◆ The exercise
Write out the listing beneath this instruction in its entirety, exactly as it reads.

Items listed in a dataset
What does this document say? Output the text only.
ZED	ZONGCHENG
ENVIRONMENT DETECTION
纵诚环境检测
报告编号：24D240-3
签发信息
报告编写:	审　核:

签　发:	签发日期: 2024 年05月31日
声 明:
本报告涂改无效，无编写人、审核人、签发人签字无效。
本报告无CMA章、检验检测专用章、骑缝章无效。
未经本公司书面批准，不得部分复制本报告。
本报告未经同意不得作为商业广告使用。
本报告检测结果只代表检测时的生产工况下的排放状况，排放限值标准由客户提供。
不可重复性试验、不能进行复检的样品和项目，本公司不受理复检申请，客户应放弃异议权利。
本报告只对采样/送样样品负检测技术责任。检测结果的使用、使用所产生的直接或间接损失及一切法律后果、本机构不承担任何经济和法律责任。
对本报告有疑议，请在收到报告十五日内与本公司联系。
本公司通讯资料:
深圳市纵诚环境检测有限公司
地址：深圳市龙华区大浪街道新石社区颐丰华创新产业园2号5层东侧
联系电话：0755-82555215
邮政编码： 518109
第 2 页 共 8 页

◆ Written answer
What does this document say? Output the text only.
ZED	ZONGCHENG
ENVIRONMENT DETECTION
纵诚环境检测
报告编号：24D240-3
签发信息
报告编写:	审　核:

签　发:	签发日期: 2024 年05月31日
声 明:
本报告涂改无效，无编写人、审核人、签发人签字无效。
本报告无CMA章、检验检测专用章、骑缝章无效。
未经本公司书面批准，不得部分复制本报告。
本报告未经同意不得作为商业广告使用。
本报告检测结果只代表检测时的生产工况下的排放状况，排放限值标准由客户提供。
不可重复性试验、不能进行复检的样品和项目，本公司不受理复检申请，客户应放弃异议权利。
本报告只对采样/送样样品负检测技术责任。检测结果的使用、使用所产生的直接或间接损失及一切法律后果、本机构不承担任何经济和法律责任。
对本报告有疑议，请在收到报告十五日内与本公司联系。
本公司通讯资料:
深圳市纵诚环境检测有限公司
地址：深圳市龙华区大浪街道新石社区颐丰华创新产业园2号5层东侧
联系电话：0755-82555215
邮政编码： 518109
第 2 页 共 8 页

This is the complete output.